THE INPUT:
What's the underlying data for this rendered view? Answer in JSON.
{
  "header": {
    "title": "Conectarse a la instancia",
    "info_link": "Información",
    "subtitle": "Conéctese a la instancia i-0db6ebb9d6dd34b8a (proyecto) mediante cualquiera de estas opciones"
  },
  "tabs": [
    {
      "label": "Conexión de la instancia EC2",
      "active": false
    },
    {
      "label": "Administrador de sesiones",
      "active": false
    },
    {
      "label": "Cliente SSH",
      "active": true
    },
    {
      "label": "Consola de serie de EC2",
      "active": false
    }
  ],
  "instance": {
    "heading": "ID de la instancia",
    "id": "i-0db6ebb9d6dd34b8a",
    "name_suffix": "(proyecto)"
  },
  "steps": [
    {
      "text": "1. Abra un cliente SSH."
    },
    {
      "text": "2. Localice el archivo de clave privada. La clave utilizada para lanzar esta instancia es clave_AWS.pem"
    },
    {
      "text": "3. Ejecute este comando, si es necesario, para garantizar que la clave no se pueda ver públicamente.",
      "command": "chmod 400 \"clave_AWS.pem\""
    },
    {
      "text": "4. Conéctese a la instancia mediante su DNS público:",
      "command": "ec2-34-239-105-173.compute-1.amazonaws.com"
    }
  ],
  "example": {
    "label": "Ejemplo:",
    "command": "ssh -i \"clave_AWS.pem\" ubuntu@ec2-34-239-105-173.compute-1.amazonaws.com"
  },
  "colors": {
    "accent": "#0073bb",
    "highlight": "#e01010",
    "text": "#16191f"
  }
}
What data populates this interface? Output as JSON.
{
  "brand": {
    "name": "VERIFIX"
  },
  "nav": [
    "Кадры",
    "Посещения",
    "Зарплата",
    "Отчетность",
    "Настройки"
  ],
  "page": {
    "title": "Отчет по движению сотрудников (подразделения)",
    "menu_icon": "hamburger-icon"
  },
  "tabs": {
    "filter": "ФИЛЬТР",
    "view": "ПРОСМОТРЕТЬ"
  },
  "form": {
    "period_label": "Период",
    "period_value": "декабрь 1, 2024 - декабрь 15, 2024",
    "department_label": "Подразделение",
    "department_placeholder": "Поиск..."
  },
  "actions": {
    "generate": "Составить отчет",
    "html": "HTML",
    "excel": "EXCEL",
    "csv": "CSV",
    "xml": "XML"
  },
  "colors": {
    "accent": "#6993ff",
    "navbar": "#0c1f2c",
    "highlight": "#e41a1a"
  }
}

WORK TO BE COMPLETED: Output the whole listing above again, word for word.

TASK ANSWER:
What's the underlying data for this rendered view? Answer in JSON.
{
  "header": {
    "title": "Conectarse a la instancia",
    "info_link": "Información",
    "subtitle": "Conéctese a la instancia i-0db6ebb9d6dd34b8a (proyecto) mediante cualquiera de estas opciones"
  },
  "tabs": [
    {
      "label": "Conexión de la instancia EC2",
      "active": false
    },
    {
      "label": "Administrador de sesiones",
      "active": false
    },
    {
      "label": "Cliente SSH",
      "active": true
    },
    {
      "label": "Consola de serie de EC2",
      "active": false
    }
  ],
  "instance": {
    "heading": "ID de la instancia",
    "id": "i-0db6ebb9d6dd34b8a",
    "name_suffix": "(proyecto)"
  },
  "steps": [
    {
      "text": "1. Abra un cliente SSH."
    },
    {
      "text": "2. Localice el archivo de clave privada. La clave utilizada para lanzar esta instancia es clave_AWS.pem"
    },
    {
      "text": "3. Ejecute este comando, si es necesario, para garantizar que la clave no se pueda ver públicamente.",
      "command": "chmod 400 \"clave_AWS.pem\""
    },
    {
      "text": "4. Conéctese a la instancia mediante su DNS público:",
      "command": "ec2-34-239-105-173.compute-1.amazonaws.com"
    }
  ],
  "example": {
    "label": "Ejemplo:",
    "command": "ssh -i \"clave_AWS.pem\" ubuntu@ec2-34-239-105-173.compute-1.amazonaws.com"
  },
  "colors": {
    "accent": "#0073bb",
    "highlight": "#e01010",
    "text": "#16191f"
  }
}
What data populates this interface? Output as JSON.
{
  "brand": {
    "name": "VERIFIX"
  },
  "nav": [
    "Кадры",
    "Посещения",
    "Зарплата",
    "Отчетность",
    "Настройки"
  ],
  "page": {
    "title": "Отчет по движению сотрудников (подразделения)",
    "menu_icon": "hamburger-icon"
  },
  "tabs": {
    "filter": "ФИЛЬТР",
    "view": "ПРОСМОТРЕТЬ"
  },
  "form": {
    "period_label": "Период",
    "period_value": "декабрь 1, 2024 - декабрь 15, 2024",
    "department_label": "Подразделение",
    "department_placeholder": "Поиск..."
  },
  "actions": {
    "generate": "Составить отчет",
    "html": "HTML",
    "excel": "EXCEL",
    "csv": "CSV",
    "xml": "XML"
  },
  "colors": {
    "accent": "#6993ff",
    "navbar": "#0c1f2c",
    "highlight": "#e41a1a"
  }
}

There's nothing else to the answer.